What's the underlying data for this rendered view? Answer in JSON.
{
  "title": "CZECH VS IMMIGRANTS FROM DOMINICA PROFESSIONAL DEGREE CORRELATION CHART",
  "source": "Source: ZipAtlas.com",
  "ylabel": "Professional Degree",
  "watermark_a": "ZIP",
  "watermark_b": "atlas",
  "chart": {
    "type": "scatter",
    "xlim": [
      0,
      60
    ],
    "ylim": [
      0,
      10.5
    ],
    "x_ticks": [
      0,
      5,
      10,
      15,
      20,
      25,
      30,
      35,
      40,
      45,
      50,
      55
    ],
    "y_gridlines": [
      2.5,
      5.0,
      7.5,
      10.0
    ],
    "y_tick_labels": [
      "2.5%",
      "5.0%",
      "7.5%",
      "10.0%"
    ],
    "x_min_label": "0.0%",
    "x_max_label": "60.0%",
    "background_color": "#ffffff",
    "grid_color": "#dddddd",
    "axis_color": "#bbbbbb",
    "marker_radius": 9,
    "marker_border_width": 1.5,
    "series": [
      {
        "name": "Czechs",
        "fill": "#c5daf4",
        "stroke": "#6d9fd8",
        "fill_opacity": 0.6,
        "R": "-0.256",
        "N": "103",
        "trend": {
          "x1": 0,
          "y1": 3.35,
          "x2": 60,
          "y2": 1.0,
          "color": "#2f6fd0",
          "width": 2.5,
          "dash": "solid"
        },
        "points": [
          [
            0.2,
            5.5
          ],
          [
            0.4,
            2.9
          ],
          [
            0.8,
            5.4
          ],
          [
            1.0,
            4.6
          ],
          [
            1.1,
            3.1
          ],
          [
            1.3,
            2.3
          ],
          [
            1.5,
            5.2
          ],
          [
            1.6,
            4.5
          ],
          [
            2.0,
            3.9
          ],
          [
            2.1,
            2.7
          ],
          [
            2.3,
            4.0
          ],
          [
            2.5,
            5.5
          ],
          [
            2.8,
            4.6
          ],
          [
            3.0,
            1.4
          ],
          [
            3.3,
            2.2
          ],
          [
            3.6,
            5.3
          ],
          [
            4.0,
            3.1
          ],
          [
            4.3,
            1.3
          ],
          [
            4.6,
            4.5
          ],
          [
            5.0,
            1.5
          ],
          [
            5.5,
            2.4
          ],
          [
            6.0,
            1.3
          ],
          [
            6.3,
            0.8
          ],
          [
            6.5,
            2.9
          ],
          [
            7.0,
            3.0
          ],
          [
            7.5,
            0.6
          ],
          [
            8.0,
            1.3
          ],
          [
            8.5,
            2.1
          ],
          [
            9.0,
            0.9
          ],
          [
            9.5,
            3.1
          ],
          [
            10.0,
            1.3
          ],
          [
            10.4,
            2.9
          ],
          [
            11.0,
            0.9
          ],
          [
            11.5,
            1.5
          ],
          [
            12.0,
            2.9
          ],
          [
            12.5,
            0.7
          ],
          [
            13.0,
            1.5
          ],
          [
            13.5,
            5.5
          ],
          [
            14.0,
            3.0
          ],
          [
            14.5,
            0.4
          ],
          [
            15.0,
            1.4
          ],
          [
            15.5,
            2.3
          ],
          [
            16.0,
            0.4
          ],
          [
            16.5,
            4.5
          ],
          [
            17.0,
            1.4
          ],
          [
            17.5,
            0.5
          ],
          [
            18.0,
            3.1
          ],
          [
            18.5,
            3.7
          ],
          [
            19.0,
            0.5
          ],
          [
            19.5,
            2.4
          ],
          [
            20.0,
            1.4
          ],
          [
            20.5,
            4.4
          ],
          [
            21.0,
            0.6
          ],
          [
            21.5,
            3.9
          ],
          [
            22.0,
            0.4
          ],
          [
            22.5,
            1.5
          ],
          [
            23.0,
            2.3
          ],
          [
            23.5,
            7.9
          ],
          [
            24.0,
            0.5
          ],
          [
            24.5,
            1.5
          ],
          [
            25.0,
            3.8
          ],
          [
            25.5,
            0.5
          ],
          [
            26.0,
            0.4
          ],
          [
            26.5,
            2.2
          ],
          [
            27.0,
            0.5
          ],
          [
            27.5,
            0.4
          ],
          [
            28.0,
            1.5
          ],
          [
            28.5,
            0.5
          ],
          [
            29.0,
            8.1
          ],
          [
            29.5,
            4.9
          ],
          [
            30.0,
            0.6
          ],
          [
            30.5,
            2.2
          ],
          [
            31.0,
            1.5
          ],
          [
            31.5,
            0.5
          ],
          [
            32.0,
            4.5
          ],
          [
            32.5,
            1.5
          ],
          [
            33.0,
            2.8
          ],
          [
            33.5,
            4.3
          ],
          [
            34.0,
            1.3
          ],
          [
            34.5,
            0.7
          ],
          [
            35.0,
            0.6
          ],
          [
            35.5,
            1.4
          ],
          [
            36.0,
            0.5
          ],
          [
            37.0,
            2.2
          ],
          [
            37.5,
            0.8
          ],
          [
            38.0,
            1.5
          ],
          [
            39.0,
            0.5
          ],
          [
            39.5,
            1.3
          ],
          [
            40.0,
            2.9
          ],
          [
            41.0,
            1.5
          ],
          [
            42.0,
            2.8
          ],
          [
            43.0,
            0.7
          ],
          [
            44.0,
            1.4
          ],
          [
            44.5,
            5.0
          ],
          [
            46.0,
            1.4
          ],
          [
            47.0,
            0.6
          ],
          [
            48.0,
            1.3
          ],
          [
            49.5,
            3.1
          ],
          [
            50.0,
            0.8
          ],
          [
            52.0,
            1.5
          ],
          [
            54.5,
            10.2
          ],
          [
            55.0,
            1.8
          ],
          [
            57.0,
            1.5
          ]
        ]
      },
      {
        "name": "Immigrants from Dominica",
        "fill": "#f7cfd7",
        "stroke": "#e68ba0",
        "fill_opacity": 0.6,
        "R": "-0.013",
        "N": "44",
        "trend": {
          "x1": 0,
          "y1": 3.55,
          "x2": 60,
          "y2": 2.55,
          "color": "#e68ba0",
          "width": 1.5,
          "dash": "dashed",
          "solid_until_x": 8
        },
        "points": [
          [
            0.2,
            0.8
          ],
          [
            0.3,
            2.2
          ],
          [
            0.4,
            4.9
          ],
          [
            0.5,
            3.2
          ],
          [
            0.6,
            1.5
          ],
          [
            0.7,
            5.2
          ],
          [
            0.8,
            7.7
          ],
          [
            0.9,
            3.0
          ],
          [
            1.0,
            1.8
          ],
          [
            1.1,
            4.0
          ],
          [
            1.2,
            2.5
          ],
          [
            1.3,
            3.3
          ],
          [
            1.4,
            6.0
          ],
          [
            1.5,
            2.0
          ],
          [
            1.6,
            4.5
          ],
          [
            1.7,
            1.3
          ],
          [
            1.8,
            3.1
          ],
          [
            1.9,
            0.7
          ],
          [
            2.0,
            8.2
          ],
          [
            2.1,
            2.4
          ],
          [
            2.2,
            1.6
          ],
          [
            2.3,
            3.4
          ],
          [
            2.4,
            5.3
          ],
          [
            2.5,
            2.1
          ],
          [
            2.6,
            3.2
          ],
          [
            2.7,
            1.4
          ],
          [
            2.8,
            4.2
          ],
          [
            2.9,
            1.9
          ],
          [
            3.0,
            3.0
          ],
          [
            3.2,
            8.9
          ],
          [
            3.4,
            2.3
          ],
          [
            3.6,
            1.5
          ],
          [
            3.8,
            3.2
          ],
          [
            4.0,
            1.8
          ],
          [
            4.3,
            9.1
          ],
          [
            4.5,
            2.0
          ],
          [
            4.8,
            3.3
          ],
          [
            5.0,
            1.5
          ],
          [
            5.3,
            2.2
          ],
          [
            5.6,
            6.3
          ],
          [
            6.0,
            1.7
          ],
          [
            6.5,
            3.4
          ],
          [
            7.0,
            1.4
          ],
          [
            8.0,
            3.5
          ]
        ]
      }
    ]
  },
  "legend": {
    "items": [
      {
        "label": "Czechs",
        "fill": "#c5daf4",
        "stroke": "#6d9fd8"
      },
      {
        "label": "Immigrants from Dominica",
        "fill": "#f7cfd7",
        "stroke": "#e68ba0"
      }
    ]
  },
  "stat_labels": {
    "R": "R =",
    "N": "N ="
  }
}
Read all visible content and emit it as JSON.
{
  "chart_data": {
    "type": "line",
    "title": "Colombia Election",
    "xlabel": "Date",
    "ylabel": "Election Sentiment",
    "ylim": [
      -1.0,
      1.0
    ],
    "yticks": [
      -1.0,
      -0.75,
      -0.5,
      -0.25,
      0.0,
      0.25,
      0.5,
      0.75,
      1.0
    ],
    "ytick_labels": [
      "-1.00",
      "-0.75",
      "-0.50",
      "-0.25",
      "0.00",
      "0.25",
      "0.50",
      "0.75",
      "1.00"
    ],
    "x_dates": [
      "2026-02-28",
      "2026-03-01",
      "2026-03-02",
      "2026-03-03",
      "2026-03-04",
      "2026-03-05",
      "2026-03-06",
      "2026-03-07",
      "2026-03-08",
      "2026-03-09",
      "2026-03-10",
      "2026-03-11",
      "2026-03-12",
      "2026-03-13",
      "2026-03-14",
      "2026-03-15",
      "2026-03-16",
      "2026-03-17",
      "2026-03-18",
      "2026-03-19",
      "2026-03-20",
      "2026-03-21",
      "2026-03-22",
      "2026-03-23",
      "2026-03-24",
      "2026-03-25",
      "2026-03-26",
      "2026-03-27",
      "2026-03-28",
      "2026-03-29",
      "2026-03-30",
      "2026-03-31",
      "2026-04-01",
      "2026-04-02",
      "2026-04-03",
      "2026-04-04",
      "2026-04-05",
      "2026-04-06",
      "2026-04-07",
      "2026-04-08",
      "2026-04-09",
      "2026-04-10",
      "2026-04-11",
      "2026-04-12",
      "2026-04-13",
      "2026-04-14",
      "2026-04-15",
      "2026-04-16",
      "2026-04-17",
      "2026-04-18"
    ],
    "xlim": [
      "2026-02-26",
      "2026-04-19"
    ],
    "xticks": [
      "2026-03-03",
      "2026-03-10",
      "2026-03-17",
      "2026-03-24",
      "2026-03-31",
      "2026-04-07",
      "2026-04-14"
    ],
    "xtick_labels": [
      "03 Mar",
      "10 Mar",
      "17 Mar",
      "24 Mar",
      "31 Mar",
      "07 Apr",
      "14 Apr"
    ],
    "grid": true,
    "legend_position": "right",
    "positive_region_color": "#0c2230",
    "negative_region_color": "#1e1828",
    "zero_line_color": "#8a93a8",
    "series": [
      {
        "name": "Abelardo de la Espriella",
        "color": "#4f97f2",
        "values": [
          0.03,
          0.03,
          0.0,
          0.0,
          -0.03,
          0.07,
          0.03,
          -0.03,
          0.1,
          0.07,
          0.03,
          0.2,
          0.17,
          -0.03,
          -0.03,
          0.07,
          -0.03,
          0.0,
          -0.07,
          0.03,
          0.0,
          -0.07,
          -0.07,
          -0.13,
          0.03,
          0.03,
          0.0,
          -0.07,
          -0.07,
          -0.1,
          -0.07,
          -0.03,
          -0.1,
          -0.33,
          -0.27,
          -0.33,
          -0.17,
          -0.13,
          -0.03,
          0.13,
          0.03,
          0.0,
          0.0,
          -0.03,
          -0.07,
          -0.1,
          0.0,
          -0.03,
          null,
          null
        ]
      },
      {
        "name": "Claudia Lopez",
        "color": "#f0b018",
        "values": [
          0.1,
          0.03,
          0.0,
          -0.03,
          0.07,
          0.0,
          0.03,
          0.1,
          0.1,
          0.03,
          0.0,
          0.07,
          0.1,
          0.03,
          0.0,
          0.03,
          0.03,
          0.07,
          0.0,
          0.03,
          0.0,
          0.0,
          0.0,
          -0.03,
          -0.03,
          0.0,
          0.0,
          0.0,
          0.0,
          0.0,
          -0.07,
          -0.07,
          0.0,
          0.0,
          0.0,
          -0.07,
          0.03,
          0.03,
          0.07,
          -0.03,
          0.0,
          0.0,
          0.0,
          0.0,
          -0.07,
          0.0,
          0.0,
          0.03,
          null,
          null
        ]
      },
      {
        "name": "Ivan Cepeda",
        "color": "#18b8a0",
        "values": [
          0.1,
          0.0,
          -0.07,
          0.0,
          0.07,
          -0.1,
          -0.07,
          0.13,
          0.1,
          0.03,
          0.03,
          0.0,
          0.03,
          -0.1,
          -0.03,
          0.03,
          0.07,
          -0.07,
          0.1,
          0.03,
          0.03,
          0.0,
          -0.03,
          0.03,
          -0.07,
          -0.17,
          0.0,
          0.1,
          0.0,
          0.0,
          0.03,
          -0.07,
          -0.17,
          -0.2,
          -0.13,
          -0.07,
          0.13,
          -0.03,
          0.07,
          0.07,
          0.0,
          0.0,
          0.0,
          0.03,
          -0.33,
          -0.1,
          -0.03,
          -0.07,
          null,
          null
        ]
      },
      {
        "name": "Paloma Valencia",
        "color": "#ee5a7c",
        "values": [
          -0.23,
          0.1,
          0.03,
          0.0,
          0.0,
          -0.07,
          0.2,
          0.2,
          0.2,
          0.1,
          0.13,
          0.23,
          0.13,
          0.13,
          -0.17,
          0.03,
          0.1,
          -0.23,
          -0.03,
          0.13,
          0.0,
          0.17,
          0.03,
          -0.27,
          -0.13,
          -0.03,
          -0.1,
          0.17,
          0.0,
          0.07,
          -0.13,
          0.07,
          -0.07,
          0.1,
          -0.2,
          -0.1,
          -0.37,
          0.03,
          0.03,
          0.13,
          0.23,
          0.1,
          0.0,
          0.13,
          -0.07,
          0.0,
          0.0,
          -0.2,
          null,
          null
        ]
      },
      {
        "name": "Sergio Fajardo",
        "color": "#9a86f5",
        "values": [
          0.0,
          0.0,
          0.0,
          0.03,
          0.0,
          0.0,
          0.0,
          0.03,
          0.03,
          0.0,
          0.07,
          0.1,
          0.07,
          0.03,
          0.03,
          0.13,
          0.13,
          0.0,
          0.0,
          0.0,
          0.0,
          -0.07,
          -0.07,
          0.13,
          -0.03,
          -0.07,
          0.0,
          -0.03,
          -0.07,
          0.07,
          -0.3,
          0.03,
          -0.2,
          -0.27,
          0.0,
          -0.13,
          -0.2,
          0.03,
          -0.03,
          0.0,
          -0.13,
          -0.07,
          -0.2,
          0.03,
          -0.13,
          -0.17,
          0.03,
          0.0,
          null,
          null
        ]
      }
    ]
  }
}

§ Problem
Make a copy of each line that contains the string "ylabel".

§ Answer to this task
  "ylabel": "Professional Degree",
    "ylabel": "Election Sentiment",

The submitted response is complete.